Task requirements:
In the listing below, count the lines containing the string "recorded" and state only the number.

The records:
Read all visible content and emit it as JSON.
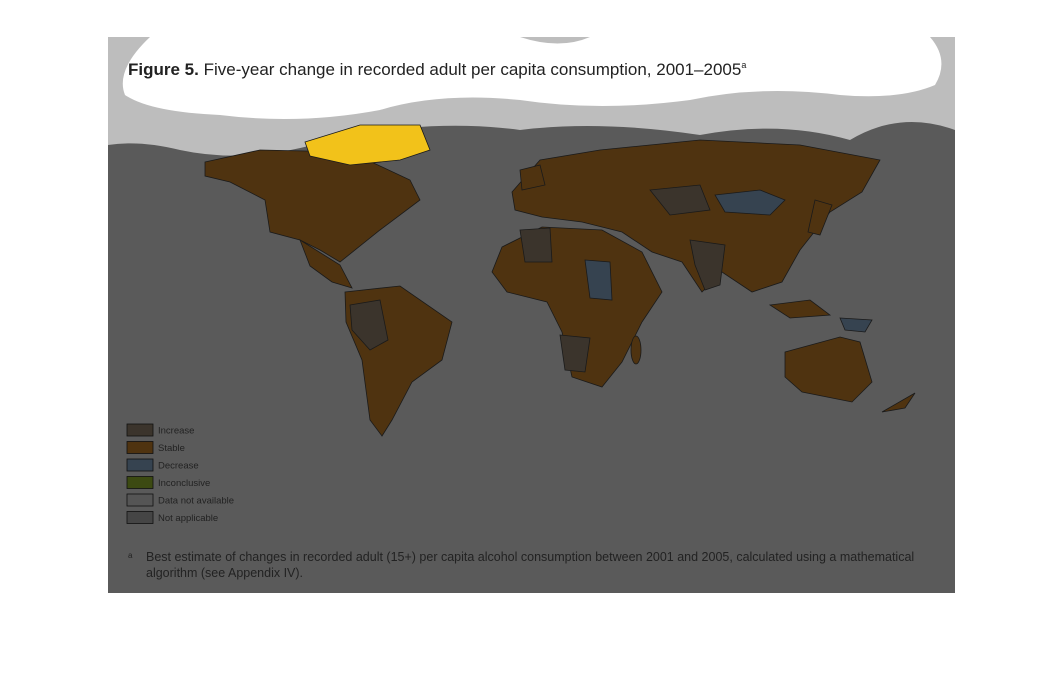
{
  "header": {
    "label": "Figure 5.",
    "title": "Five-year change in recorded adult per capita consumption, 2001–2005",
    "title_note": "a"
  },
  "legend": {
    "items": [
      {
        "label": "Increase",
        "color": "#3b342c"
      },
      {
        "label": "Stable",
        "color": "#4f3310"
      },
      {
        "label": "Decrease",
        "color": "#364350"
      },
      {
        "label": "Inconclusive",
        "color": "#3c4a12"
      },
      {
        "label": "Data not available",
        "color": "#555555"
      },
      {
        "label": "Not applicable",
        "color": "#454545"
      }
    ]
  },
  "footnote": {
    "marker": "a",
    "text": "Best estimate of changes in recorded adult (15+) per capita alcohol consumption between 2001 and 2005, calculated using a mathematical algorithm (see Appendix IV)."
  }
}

In response:
2